*** Begin section ***

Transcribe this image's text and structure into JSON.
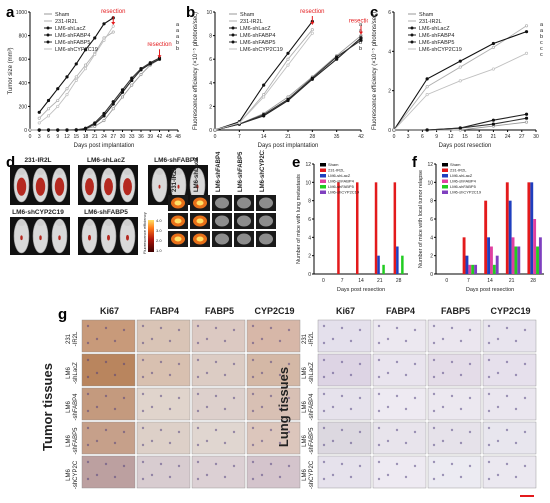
{
  "chart_data": [
    {
      "panel": "a",
      "type": "line",
      "xlabel": "Days post implantation",
      "ylabel": "Tumor size (mm³)",
      "xlim": [
        0,
        48
      ],
      "ylim": [
        0,
        1000
      ],
      "xticks": [
        0,
        3,
        6,
        9,
        12,
        15,
        18,
        21,
        24,
        27,
        30,
        33,
        36,
        39,
        42,
        45,
        48
      ],
      "yticks": [
        0,
        200,
        400,
        600,
        800,
        1000
      ],
      "annotations": [
        "resection",
        "resection"
      ],
      "end_labels": [
        "a",
        "a",
        "a",
        "b",
        "b"
      ],
      "series": [
        {
          "name": "Sham",
          "marker": "none",
          "color": "#999999",
          "x": [
            0,
            3,
            6,
            9,
            12,
            15,
            18,
            21,
            24,
            27,
            30,
            33,
            36,
            39,
            42
          ],
          "y": [
            0,
            0,
            0,
            0,
            0,
            5,
            10,
            30,
            80,
            180,
            280,
            380,
            470,
            550,
            600
          ]
        },
        {
          "name": "231-IR2L",
          "marker": "none",
          "color": "#aaaaaa",
          "x": [
            3,
            6,
            9,
            12,
            15,
            18,
            21,
            24,
            27
          ],
          "y": [
            100,
            180,
            250,
            350,
            450,
            550,
            650,
            780,
            830
          ]
        },
        {
          "name": "LM6-shLacZ",
          "marker": "circle",
          "color": "#111111",
          "x": [
            3,
            6,
            9,
            12,
            15,
            18,
            21,
            24,
            27
          ],
          "y": [
            150,
            250,
            350,
            450,
            560,
            680,
            780,
            900,
            950
          ]
        },
        {
          "name": "LM6-shFABP4",
          "marker": "circle",
          "color": "#111111",
          "x": [
            3,
            6,
            9,
            12,
            15,
            18,
            21,
            24,
            27,
            30,
            33,
            36,
            39,
            42
          ],
          "y": [
            0,
            0,
            0,
            0,
            0,
            10,
            50,
            120,
            220,
            320,
            420,
            510,
            560,
            600
          ]
        },
        {
          "name": "LM6-shFABP5",
          "marker": "circle",
          "color": "#111111",
          "x": [
            3,
            6,
            9,
            12,
            15,
            18,
            21,
            24,
            27,
            30,
            33,
            36,
            39,
            42
          ],
          "y": [
            0,
            0,
            0,
            0,
            0,
            15,
            60,
            140,
            240,
            340,
            440,
            520,
            570,
            610
          ]
        },
        {
          "name": "LM6-shCYP2C19",
          "marker": "none",
          "color": "#bbbbbb",
          "x": [
            3,
            6,
            9,
            12,
            15,
            18,
            21,
            24,
            27
          ],
          "y": [
            60,
            120,
            200,
            300,
            420,
            520,
            640,
            760,
            880
          ]
        }
      ]
    },
    {
      "panel": "b",
      "type": "line",
      "xlabel": "Days post implantation",
      "ylabel": "Fluorescence efficiency (×10⁻⁵ photons/sec)",
      "xlim": [
        0,
        42
      ],
      "ylim": [
        0,
        10
      ],
      "xticks": [
        0,
        7,
        14,
        21,
        28,
        35,
        42
      ],
      "yticks": [
        0,
        2,
        4,
        6,
        8,
        10
      ],
      "annotations": [
        "resection",
        "resection"
      ],
      "end_labels": [
        "a",
        "a",
        "a",
        "b",
        "b"
      ],
      "series": [
        {
          "name": "Sham",
          "x": [
            0,
            7,
            14,
            21,
            28,
            35,
            42
          ],
          "y": [
            0,
            0.5,
            1.4,
            2.8,
            4.5,
            6.3,
            8
          ]
        },
        {
          "name": "231-IR2L",
          "x": [
            0,
            7,
            14,
            21,
            28
          ],
          "y": [
            0,
            0.6,
            3,
            6,
            8.5
          ]
        },
        {
          "name": "LM6-shLacZ",
          "x": [
            0,
            7,
            14,
            21,
            28
          ],
          "y": [
            0,
            0.7,
            3.8,
            6.5,
            9.2
          ]
        },
        {
          "name": "LM6-shFABP4",
          "x": [
            0,
            7,
            14,
            21,
            28,
            35,
            42
          ],
          "y": [
            0,
            0.5,
            1.2,
            2.5,
            4.3,
            6,
            7.8
          ]
        },
        {
          "name": "LM6-shFABP5",
          "x": [
            0,
            7,
            14,
            21,
            28,
            35,
            42
          ],
          "y": [
            0,
            0.5,
            1.3,
            2.6,
            4.4,
            6.2,
            7.6
          ]
        },
        {
          "name": "LM6-shCYP2C19",
          "x": [
            0,
            7,
            14,
            21,
            28
          ],
          "y": [
            0,
            0.6,
            2.8,
            5.5,
            8.2
          ]
        }
      ]
    },
    {
      "panel": "c",
      "type": "line",
      "xlabel": "Days post resection",
      "ylabel": "Fluorescence efficiency (×10⁻⁵ photons/sec)",
      "xlim": [
        0,
        30
      ],
      "ylim": [
        0,
        6
      ],
      "xticks": [
        0,
        3,
        6,
        9,
        12,
        15,
        18,
        21,
        24,
        27,
        30
      ],
      "yticks": [
        0,
        2,
        4,
        6
      ],
      "end_labels": [
        "a",
        "a",
        "b",
        "c",
        "c",
        "c"
      ],
      "series": [
        {
          "name": "Sham",
          "x": [
            0,
            7,
            14,
            21,
            28
          ],
          "y": [
            0,
            0,
            0,
            0.2,
            0.4
          ]
        },
        {
          "name": "231-IR2L",
          "x": [
            0,
            7,
            14,
            21,
            28
          ],
          "y": [
            0,
            2.2,
            3.2,
            4.2,
            5.3
          ]
        },
        {
          "name": "LM6-shLacZ",
          "x": [
            0,
            7,
            14,
            21,
            28
          ],
          "y": [
            0,
            2.6,
            3.5,
            4.4,
            5
          ]
        },
        {
          "name": "LM6-shFABP4",
          "x": [
            0,
            7,
            14,
            21,
            28
          ],
          "y": [
            0,
            0,
            0.1,
            0.5,
            0.8
          ]
        },
        {
          "name": "LM6-shFABP5",
          "x": [
            0,
            7,
            14,
            21,
            28
          ],
          "y": [
            0,
            0,
            0.1,
            0.3,
            0.6
          ]
        },
        {
          "name": "LM6-shCYP2C19",
          "x": [
            0,
            7,
            14,
            21,
            28
          ],
          "y": [
            0,
            1.8,
            2.5,
            3.1,
            3.9
          ]
        }
      ]
    },
    {
      "panel": "e",
      "type": "bar",
      "xlabel": "Days post resection",
      "ylabel": "Number of mice with lung metastasis",
      "categories": [
        "0",
        "7",
        "14",
        "21",
        "28"
      ],
      "ylim": [
        0,
        12
      ],
      "yticks": [
        0,
        2,
        4,
        6,
        8,
        10,
        12
      ],
      "series": [
        {
          "name": "Sham",
          "color": "#000000",
          "values": [
            0,
            0,
            0,
            0,
            0
          ]
        },
        {
          "name": "231-IR2L",
          "color": "#e31a1c",
          "values": [
            0,
            10,
            10,
            10,
            10
          ]
        },
        {
          "name": "LM6-shLacZ",
          "color": "#1f3fbf",
          "values": [
            0,
            0,
            0,
            2,
            3
          ]
        },
        {
          "name": "LM6-shFABP4",
          "color": "#e040a0",
          "values": [
            0,
            0,
            0,
            0,
            0
          ]
        },
        {
          "name": "LM6-shFABP5",
          "color": "#22cc22",
          "values": [
            0,
            0,
            0,
            1,
            2
          ]
        },
        {
          "name": "LM6-shCYP2C19",
          "color": "#7f3fbf",
          "values": [
            0,
            0,
            0,
            0,
            0
          ]
        }
      ]
    },
    {
      "panel": "f",
      "type": "bar",
      "xlabel": "Days post resection",
      "ylabel": "Number of mice with local tumor relapse",
      "categories": [
        "0",
        "7",
        "14",
        "21",
        "28"
      ],
      "ylim": [
        0,
        12
      ],
      "yticks": [
        0,
        2,
        4,
        6,
        8,
        10,
        12
      ],
      "series": [
        {
          "name": "Sham",
          "color": "#000000",
          "values": [
            0,
            0,
            0,
            0,
            0
          ]
        },
        {
          "name": "231-IR2L",
          "color": "#e31a1c",
          "values": [
            0,
            4,
            8,
            10,
            10
          ]
        },
        {
          "name": "LM6-shLacZ",
          "color": "#1f3fbf",
          "values": [
            0,
            2,
            4,
            8,
            10
          ]
        },
        {
          "name": "LM6-shFABP4",
          "color": "#e040a0",
          "values": [
            0,
            1,
            3,
            4,
            6
          ]
        },
        {
          "name": "LM6-shFABP5",
          "color": "#22cc22",
          "values": [
            0,
            1,
            1,
            3,
            3
          ]
        },
        {
          "name": "LM6-shCYP2C19",
          "color": "#7f3fbf",
          "values": [
            0,
            1,
            2,
            3,
            4
          ]
        }
      ]
    }
  ],
  "panel_letters": [
    "a",
    "b",
    "c",
    "d",
    "e",
    "f",
    "g"
  ],
  "panel_d": {
    "groups": [
      "231-IR2L",
      "LM6-shLacZ",
      "LM6-shFABP4",
      "LM6-shCYP2C19",
      "LM6-shFABP5"
    ],
    "lung_labels": [
      "231-IR2L",
      "LM6-shLacZ",
      "LM6-shFABP4",
      "LM6-shFABP5",
      "LM6-shCYP2C19"
    ],
    "colorbar_label": "Fluorescence efficiency",
    "colorbar_ticks": [
      "1.0",
      "2.0",
      "3.0",
      "4.0"
    ]
  },
  "panel_g": {
    "columns": [
      "Ki67",
      "FABP4",
      "FABP5",
      "CYP2C19"
    ],
    "tumor_rows": [
      "231 -IR2L",
      "LM6 -shLacZ",
      "LM6 -shFABP4",
      "LM6 -shFABP5",
      "LM6 -shCYP2C"
    ],
    "lung_rows": [
      "231 -IR2L",
      "LM6 -shLacZ",
      "LM6 -shFABP4",
      "LM6 -shFABP5",
      "LM6 -shCYP2C"
    ],
    "tumor_title": "Tumor tissues",
    "lung_title": "Lung tissues"
  }
}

*** End section ***

[EXERCISE REQUIREMENTS]
Where does the word "mice" appear in the listing? List each line that holds it.

[RESPONSE TO THIS EXERCISE]
      "ylabel": "Number of mice with lung metastasis",
      "ylabel": "Number of mice with local tumor relapse",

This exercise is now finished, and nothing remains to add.